■ **INVOERGEGEVENS**:
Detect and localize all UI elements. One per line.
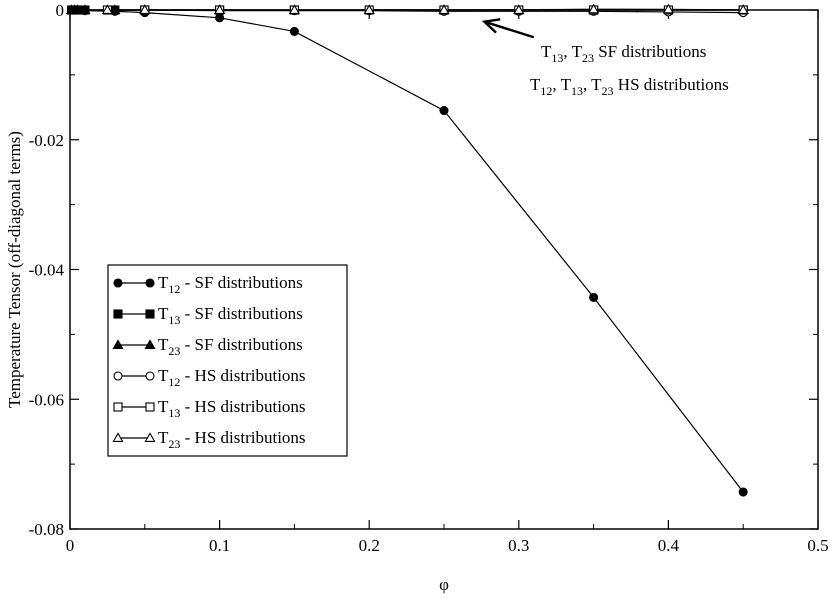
triangle-marker (112, 432, 124, 443)
y-axis: 0 -0.02 -0.04 -0.06 -0.08 (29, 1, 818, 539)
legend-item-3: T12 - HS distributions (113, 366, 306, 389)
annotation-arrow-head (481, 18, 501, 34)
annotation: T13, T23 SF distributions T12, T13, T23 H… (481, 18, 729, 98)
triangle-marker (588, 3, 600, 14)
triangle-marker (139, 4, 151, 14)
x-axis-label: φ (439, 575, 449, 594)
y-tick-label: -0.04 (29, 261, 65, 280)
circle-marker (738, 487, 748, 497)
legend-label: T12 - SF distributions (158, 273, 303, 296)
legend-label: T23 - SF distributions (158, 335, 303, 358)
circle-marker (589, 292, 599, 302)
square-marker (113, 309, 123, 319)
circle-marker (113, 278, 123, 288)
square-marker (113, 402, 123, 412)
y-tick-label: -0.02 (29, 131, 64, 150)
triangle-marker (363, 4, 375, 14)
triangle-marker (112, 339, 124, 350)
legend-label: T12 - HS distributions (158, 366, 306, 389)
triangle-marker (144, 432, 156, 443)
circle-marker (145, 278, 155, 288)
circle-marker (439, 106, 449, 116)
annotation-line-2: T12, T13, T23 HS distributions (530, 75, 729, 98)
triangle-marker (144, 339, 156, 350)
x-tick-label: 0 (66, 536, 75, 555)
legend-label: T23 - HS distributions (158, 428, 306, 451)
series-line-5 (107, 8, 744, 11)
annotation-arrow-shaft (484, 20, 535, 39)
triangle-marker (71, 4, 84, 14)
annotation-line-1: T13, T23 SF distributions (541, 42, 706, 65)
triangle-marker (288, 4, 300, 14)
legend: T12 - SF distributions T13 - SF distribut… (107, 264, 348, 457)
triangle-marker (438, 4, 450, 14)
x-tick-label: 0.5 (807, 536, 828, 555)
circle-marker (289, 26, 299, 36)
triangle-marker (662, 3, 674, 14)
triangle-marker (737, 4, 749, 14)
circle-marker (145, 371, 155, 381)
y-tick-label: -0.08 (29, 520, 64, 539)
square-marker (145, 402, 155, 412)
triangle-marker (214, 4, 226, 14)
legend-box (107, 264, 348, 457)
x-tick-label: 0.4 (658, 536, 680, 555)
y-axis-label: Temperature Tensor (off-diagonal terms) (5, 131, 24, 408)
triangle-marker (109, 4, 121, 14)
circle-marker (113, 371, 123, 381)
triangle-marker (513, 4, 525, 14)
legend-label: T13 - SF distributions (158, 304, 303, 327)
legend-item-2: T23 - SF distributions (112, 335, 303, 358)
y-tick-label: -0.06 (29, 390, 64, 409)
legend-label: T13 - HS distributions (158, 397, 306, 420)
x-tick-label: 0.1 (209, 536, 230, 555)
legend-item-0: T12 - SF distributions (113, 273, 303, 296)
y-tick-label: 0 (56, 1, 65, 20)
legend-item-5: T23 - HS distributions (112, 428, 306, 451)
triangle-marker (101, 4, 113, 14)
series-markers (65, 3, 749, 497)
square-marker (145, 309, 155, 319)
x-tick-label: 0.3 (508, 536, 529, 555)
series-points-5 (101, 3, 749, 14)
x-tick-label: 0.2 (359, 536, 380, 555)
triangle-marker (79, 4, 91, 14)
legend-item-1: T13 - SF distributions (113, 304, 303, 327)
legend-item-4: T13 - HS distributions (113, 397, 306, 420)
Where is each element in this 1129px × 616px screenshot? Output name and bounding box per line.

■ **OPDRACHT**:
Wijzig alle bovenstaande regels door overal "triangle-marker" te vervangen door "triangle-symbol" en laat verder alles ongewijzigd. Neem de afbeeldingen niet op in uw antwoord.

■ **JUIST ANTWOORD**:
Detect and localize all UI elements. One per line.
triangle-symbol (112, 432, 124, 443)
y-axis: 0 -0.02 -0.04 -0.06 -0.08 (29, 1, 818, 539)
legend-item-3: T12 - HS distributions (113, 366, 306, 389)
annotation-arrow-head (481, 18, 501, 34)
annotation: T13, T23 SF distributions T12, T13, T23 H… (481, 18, 729, 98)
triangle-symbol (588, 3, 600, 14)
triangle-symbol (139, 4, 151, 14)
x-axis-label: φ (439, 575, 449, 594)
y-tick-label: -0.04 (29, 261, 65, 280)
circle-marker (738, 487, 748, 497)
legend-label: T12 - SF distributions (158, 273, 303, 296)
legend-label: T23 - SF distributions (158, 335, 303, 358)
circle-marker (589, 292, 599, 302)
square-marker (113, 309, 123, 319)
circle-marker (113, 278, 123, 288)
square-marker (113, 402, 123, 412)
y-tick-label: -0.02 (29, 131, 64, 150)
triangle-symbol (363, 4, 375, 14)
triangle-symbol (112, 339, 124, 350)
legend-label: T12 - HS distributions (158, 366, 306, 389)
triangle-symbol (144, 432, 156, 443)
circle-marker (145, 278, 155, 288)
circle-marker (439, 106, 449, 116)
annotation-line-2: T12, T13, T23 HS distributions (530, 75, 729, 98)
triangle-symbol (144, 339, 156, 350)
x-tick-label: 0 (66, 536, 75, 555)
legend-label: T23 - HS distributions (158, 428, 306, 451)
series-line-5 (107, 8, 744, 11)
annotation-arrow-shaft (484, 20, 535, 39)
triangle-symbol (71, 4, 84, 14)
annotation-line-1: T13, T23 SF distributions (541, 42, 706, 65)
triangle-symbol (288, 4, 300, 14)
legend: T12 - SF distributions T13 - SF distribut… (107, 264, 348, 457)
triangle-symbol (438, 4, 450, 14)
x-tick-label: 0.5 (807, 536, 828, 555)
circle-marker (289, 26, 299, 36)
triangle-symbol (662, 3, 674, 14)
triangle-symbol (737, 4, 749, 14)
circle-marker (145, 371, 155, 381)
y-tick-label: -0.08 (29, 520, 64, 539)
square-marker (145, 402, 155, 412)
triangle-symbol (214, 4, 226, 14)
legend-box (107, 264, 348, 457)
x-tick-label: 0.4 (658, 536, 680, 555)
y-axis-label: Temperature Tensor (off-diagonal terms) (5, 131, 24, 408)
triangle-symbol (109, 4, 121, 14)
circle-marker (113, 371, 123, 381)
triangle-symbol (513, 4, 525, 14)
legend-label: T13 - SF distributions (158, 304, 303, 327)
legend-item-2: T23 - SF distributions (112, 335, 303, 358)
y-tick-label: -0.06 (29, 390, 64, 409)
legend-label: T13 - HS distributions (158, 397, 306, 420)
x-tick-label: 0.1 (209, 536, 230, 555)
legend-item-0: T12 - SF distributions (113, 273, 303, 296)
y-tick-label: 0 (56, 1, 65, 20)
legend-item-5: T23 - HS distributions (112, 428, 306, 451)
triangle-symbol (101, 4, 113, 14)
series-markers (65, 3, 749, 497)
square-marker (145, 309, 155, 319)
x-tick-label: 0.3 (508, 536, 529, 555)
series-points-5 (101, 3, 749, 14)
x-tick-label: 0.2 (359, 536, 380, 555)
triangle-symbol (79, 4, 91, 14)
legend-item-1: T13 - SF distributions (113, 304, 303, 327)
legend-item-4: T13 - HS distributions (113, 397, 306, 420)
Where is each element in this 1129px × 616px screenshot? Output name and bounding box per line.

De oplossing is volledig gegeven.